Work required:
Show all lines holding the string "college".

##############################

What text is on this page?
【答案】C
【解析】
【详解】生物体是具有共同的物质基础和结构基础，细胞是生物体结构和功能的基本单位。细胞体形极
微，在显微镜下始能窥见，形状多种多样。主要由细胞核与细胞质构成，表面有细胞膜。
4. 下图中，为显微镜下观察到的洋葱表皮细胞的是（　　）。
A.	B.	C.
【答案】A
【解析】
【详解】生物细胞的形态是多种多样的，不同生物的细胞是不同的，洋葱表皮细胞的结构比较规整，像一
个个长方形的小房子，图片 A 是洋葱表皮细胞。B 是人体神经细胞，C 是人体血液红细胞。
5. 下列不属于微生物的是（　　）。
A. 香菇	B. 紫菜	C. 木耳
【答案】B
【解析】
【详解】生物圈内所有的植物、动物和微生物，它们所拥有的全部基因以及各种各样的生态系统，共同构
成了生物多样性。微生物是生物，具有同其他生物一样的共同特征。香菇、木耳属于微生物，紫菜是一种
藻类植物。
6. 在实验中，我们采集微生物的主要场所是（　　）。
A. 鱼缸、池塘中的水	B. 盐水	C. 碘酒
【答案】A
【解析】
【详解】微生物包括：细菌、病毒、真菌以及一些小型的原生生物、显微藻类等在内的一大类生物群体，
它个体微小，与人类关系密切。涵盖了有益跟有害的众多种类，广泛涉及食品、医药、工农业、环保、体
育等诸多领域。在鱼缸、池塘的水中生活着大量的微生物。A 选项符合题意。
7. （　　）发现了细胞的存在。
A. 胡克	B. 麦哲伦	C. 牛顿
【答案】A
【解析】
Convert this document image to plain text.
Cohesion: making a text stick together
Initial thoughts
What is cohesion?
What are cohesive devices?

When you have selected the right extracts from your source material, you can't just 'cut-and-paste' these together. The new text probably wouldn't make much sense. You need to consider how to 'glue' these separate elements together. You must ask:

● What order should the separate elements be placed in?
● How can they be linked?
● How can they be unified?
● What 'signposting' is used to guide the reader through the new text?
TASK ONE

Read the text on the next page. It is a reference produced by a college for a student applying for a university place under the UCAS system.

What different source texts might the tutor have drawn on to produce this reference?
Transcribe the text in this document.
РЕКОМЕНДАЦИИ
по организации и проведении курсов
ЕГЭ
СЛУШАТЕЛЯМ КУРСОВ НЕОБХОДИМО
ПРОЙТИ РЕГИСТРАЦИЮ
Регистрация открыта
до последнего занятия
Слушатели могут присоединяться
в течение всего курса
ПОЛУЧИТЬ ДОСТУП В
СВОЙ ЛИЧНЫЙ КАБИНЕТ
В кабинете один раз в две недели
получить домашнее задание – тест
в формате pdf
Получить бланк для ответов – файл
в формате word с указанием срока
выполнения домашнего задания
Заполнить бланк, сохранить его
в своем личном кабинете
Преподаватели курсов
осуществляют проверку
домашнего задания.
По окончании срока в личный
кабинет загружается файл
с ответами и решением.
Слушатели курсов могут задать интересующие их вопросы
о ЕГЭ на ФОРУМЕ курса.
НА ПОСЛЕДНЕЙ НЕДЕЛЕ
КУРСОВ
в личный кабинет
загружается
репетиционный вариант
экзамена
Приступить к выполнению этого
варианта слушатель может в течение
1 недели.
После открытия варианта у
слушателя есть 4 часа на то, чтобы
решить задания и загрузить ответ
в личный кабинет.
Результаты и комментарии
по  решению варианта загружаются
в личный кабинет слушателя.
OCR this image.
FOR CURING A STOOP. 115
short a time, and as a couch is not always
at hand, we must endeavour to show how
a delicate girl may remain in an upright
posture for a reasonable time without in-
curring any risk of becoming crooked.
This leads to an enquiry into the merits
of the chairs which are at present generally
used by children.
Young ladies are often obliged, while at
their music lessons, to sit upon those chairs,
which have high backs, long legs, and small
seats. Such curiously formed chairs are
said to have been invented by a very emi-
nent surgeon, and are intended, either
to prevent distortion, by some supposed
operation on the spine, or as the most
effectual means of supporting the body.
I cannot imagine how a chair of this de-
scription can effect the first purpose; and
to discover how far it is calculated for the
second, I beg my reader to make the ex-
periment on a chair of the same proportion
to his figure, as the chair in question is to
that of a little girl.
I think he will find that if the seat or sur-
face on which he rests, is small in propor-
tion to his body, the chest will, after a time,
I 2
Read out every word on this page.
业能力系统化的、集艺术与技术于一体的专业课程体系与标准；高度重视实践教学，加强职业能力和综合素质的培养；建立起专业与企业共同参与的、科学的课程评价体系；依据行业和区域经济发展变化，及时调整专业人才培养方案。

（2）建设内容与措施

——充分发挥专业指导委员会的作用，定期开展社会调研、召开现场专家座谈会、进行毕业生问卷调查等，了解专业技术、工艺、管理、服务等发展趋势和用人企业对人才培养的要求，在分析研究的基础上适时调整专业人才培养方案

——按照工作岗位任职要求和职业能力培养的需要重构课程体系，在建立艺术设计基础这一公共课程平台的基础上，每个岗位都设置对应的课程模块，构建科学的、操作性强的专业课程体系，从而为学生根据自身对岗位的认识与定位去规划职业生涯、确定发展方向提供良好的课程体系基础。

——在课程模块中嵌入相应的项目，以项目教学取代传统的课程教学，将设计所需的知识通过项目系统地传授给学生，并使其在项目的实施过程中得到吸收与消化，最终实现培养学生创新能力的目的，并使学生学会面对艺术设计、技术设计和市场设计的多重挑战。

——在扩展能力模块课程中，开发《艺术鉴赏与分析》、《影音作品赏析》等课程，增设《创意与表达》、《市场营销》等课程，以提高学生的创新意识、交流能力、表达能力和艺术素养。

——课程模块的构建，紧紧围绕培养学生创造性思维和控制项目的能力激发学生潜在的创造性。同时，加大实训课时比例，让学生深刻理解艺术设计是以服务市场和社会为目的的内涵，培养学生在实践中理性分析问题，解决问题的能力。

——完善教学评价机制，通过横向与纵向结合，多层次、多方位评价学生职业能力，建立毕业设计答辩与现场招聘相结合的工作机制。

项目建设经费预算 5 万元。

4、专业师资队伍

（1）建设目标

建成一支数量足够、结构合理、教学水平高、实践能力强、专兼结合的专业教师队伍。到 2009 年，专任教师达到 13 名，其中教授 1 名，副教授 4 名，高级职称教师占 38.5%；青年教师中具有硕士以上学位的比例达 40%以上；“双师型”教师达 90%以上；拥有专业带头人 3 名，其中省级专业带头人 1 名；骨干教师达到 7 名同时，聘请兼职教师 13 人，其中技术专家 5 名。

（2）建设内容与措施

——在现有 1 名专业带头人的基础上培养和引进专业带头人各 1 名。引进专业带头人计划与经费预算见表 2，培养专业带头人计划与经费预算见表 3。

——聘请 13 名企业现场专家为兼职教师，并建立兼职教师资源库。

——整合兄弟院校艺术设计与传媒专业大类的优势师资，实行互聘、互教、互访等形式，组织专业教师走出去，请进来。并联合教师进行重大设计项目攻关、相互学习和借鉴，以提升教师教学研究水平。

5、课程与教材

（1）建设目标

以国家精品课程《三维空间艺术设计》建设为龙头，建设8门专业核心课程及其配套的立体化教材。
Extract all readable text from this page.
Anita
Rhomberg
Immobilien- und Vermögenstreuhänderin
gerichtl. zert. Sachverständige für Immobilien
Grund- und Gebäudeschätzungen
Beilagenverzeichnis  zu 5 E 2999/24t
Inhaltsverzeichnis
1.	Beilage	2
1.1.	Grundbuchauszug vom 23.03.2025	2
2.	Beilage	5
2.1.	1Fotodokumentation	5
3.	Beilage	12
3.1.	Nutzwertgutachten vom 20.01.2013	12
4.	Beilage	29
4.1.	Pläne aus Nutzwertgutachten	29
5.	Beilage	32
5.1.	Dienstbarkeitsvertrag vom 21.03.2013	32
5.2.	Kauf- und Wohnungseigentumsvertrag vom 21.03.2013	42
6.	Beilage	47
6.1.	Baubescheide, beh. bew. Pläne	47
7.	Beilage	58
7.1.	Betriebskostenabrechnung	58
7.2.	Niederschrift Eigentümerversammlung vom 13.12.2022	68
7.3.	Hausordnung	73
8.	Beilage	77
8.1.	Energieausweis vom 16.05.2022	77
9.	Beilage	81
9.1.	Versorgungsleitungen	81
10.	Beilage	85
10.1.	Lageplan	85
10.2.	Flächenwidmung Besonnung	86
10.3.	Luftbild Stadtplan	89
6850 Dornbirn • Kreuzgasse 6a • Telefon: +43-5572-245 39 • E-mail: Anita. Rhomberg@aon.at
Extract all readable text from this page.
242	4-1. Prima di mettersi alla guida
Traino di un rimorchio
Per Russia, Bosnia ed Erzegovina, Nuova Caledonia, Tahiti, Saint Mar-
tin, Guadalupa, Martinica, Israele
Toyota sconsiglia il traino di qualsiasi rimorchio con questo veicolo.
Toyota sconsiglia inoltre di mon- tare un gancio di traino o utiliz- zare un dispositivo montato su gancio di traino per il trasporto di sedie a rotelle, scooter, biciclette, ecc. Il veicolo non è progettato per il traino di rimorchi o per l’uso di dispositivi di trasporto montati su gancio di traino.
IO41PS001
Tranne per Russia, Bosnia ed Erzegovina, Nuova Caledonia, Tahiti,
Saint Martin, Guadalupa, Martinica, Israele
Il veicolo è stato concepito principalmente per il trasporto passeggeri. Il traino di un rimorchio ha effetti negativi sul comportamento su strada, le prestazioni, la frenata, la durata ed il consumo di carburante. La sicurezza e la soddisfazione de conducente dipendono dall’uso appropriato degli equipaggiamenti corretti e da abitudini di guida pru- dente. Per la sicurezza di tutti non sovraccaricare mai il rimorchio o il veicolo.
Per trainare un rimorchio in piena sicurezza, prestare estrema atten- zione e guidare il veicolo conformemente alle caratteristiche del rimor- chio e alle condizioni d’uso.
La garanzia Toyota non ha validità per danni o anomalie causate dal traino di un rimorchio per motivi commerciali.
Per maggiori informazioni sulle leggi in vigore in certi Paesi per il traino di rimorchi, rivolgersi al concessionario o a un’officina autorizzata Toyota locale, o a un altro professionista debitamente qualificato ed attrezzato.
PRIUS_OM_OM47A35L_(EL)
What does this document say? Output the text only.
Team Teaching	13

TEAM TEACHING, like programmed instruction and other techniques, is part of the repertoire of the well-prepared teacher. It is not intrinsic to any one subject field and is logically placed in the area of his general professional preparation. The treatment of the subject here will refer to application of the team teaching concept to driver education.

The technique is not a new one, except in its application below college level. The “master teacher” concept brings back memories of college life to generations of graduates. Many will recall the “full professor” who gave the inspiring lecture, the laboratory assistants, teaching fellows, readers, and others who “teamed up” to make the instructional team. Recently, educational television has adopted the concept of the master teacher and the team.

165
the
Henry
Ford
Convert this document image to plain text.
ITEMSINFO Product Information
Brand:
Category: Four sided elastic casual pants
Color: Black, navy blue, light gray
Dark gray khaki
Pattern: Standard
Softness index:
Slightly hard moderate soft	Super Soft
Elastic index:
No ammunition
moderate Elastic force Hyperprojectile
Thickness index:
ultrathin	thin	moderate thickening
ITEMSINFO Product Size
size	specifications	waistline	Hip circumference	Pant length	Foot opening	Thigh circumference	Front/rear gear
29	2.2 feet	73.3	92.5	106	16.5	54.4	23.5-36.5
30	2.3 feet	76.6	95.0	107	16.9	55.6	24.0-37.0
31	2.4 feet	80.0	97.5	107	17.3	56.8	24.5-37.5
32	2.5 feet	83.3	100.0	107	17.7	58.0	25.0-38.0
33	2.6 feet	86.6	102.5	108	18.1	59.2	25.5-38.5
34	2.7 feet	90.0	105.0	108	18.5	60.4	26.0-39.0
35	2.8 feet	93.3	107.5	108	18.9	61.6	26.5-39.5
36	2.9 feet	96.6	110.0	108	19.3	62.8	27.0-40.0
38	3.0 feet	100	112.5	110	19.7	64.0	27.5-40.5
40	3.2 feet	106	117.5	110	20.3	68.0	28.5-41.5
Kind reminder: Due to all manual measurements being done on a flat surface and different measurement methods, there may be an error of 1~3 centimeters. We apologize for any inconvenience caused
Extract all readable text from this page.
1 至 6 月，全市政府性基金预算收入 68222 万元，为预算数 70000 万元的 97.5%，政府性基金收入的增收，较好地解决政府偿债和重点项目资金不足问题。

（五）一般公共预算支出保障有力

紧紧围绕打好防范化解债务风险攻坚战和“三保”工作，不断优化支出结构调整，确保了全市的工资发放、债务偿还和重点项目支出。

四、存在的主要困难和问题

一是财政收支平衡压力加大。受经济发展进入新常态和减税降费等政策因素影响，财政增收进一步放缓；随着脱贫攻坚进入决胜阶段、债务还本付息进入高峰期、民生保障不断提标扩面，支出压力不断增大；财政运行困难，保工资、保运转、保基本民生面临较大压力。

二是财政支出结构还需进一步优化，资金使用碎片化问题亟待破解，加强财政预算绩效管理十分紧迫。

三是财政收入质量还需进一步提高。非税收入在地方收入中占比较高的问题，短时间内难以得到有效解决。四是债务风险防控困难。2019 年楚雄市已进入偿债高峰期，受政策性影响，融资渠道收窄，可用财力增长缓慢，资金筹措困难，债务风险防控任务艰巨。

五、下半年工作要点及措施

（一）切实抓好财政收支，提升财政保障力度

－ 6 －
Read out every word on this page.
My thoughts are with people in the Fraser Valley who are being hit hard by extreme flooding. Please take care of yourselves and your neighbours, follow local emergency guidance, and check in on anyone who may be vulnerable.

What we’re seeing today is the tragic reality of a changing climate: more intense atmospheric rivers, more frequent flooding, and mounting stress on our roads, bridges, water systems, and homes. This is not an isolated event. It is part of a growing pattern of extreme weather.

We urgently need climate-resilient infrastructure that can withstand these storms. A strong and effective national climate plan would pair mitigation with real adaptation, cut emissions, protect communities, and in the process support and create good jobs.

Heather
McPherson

##############################

Written answer:
Read the text on the next page. It is a reference produced by a college for a student applying for a university place under the UCAS system.
The technique is not a new one, except in its application below college level. The “master teacher” concept brings back memories of college life to generations of graduates. Many will recall the “full professor” who gave the inspiring lecture, the laboratory assistants, teaching fellows, readers, and others who “teamed up” to make the instructional team. Recently, educational television has adopted the concept of the master teacher and the team.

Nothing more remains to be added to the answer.